QUOTED PASSAGE:
None of this could be possible without the approval of the Internet Corporation for Assigned Names and Numbers and the Domain Name System. To make a very complicated process simple, in order to reach another person on the Internet, Internet Protocols (more commonly known as IP addresses) are used. Every computer or device on the Internet has a unique IP address, just like a telephone number, which is a rather complicated string of numbers. DNS coordinates these unique identifiers around the entire globe and makes using the Internet easier by allowing a familiar string of letters (the “domain name”) to be used instead of the arcane IP address. So instead of typing, you can type It is a “mnemonic” device that makes addresses easier to remember. Without domain names, the experience of surfing the web as we know it would cease to exist.
ICANN is the organization that is responsible for coordinating DNS, IP addresses, generic Top-Level Domain names (gTLDs) and much more. Since “.LGBT” is considered a gTLD, much like the commonly used “.com,” it is in high demand. This is because domain names can potentially affect how search engines will find a site, as well as how users will remember it. Therefore, TLDs are seen as financially valuable assets because they are believed to be superior to other domain names with respect to both of these elements.

WHAT IS REQUIRED:
Pick up the passage above on ICANN and domain names after its last sentence, and keep writing it.

GIVEN RECORDS:
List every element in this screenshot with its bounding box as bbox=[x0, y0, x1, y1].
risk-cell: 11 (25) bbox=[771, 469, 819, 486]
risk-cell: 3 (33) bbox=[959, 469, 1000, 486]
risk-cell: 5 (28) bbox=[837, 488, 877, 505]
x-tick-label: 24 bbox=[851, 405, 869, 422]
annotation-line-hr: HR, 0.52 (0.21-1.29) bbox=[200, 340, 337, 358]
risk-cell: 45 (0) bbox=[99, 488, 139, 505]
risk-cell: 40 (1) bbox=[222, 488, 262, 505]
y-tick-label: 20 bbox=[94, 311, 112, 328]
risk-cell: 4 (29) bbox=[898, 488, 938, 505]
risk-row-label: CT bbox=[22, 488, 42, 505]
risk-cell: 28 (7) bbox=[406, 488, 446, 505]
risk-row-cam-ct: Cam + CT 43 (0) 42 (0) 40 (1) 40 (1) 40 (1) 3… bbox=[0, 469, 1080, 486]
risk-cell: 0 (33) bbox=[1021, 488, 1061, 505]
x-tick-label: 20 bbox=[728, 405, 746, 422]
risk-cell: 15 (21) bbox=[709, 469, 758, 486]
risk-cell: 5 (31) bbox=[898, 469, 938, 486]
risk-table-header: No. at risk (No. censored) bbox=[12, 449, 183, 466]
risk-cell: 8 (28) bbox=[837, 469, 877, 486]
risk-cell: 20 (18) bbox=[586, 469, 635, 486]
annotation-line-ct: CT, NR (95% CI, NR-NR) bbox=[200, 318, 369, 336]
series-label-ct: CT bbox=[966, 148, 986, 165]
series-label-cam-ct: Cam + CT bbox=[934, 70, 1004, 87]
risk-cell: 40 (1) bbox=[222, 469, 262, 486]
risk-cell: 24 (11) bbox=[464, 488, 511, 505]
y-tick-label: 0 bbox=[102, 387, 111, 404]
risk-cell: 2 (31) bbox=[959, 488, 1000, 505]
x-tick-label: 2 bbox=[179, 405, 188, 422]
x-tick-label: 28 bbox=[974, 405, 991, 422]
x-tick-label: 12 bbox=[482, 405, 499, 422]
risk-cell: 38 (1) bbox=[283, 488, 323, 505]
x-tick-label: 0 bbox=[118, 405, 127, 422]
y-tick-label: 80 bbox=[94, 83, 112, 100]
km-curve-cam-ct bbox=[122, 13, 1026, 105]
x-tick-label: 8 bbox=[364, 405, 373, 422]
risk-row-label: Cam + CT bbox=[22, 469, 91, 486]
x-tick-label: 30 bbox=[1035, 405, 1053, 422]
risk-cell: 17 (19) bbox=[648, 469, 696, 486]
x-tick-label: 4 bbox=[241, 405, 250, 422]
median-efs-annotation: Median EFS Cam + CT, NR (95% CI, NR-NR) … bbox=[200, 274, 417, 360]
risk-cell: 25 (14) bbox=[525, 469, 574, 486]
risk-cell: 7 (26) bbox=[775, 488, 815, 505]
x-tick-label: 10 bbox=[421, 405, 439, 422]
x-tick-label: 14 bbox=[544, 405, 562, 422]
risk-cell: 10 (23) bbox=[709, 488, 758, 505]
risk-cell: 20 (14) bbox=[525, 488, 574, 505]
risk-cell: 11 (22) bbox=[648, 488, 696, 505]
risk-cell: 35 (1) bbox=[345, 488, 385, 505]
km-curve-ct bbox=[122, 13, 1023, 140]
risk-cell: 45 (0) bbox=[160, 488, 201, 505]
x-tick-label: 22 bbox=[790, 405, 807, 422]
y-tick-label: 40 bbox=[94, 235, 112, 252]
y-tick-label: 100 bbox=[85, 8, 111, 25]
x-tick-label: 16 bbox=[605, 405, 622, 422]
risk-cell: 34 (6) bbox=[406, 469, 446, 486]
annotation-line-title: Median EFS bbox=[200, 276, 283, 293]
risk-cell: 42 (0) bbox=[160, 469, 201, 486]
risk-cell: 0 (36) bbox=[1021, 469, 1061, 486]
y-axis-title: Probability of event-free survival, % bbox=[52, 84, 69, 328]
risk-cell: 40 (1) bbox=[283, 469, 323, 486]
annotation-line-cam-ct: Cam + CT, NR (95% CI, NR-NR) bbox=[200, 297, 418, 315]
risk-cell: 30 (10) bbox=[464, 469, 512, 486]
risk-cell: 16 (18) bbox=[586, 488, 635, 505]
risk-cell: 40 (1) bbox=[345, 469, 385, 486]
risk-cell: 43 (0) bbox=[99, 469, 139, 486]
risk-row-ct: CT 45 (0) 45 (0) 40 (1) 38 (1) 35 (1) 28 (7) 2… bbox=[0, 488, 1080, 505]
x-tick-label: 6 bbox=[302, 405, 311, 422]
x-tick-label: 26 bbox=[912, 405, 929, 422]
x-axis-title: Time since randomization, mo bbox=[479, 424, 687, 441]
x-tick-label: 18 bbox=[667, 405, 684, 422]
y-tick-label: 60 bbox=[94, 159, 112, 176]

ANSWER TO THE EXERCISE:
In my opinion, the only foreseeable problem Afilias could run into is maintaining its Acceptable-Use Policy. The AUP is a strict policy enacted to protect the community from possible misuse of the space — i.e., homophobic people or companies with anti-LGBT agendas buying up domains to spread their messages of hate.
The AUP will be policed by Internet users, as it’s impossible for Afilias to monitor the content on each and every site. There is a special page to report abuse of the domain, which will then be submitted to a dedicated department created by Afilias for this purpose. If there is clearly something defamatory like “God hates fags,” Afilias will work its magic and stop the site from working at an .LGBT address. Afilias cannot take sites “down” per se, but AUP violations will result in the site’s removal from the LGBT space.
It’s not to say that defamatory language is impermissible. For example, if an .LGBT site has posted a controversial article and there is a conversation happening in comments on that site that includes defamatory language, that site will not be removed from the registry if it is clear that the site’s existence is not anti-LGBT on purpose, and it was only the comment thread that went awry. If there is anything that questionable, it will be sent to the brand manager, Brett Samuels, to make a final determination.
Afilias is well aware of the First Amendment and that will be of utmost importance in its determinations. Chief Marketing Officer Roland LaPlante put it best: “The large and vibrant LGBT community now has an Internet address that embraces the full breadth and diversity of LGBT people around the world in a protected, inclusive manner.” And in order to make .LGBT a protected space, sites with the intention to be derogatory to the LGBT community will not be tolerated.
Once again, the LGBT community has found yet another place where it can flourish, create and innovate — the World Wide Web.  In the Internet world, TLDs are like beachfront property and on Feb. 10, you can pick up your island oasis!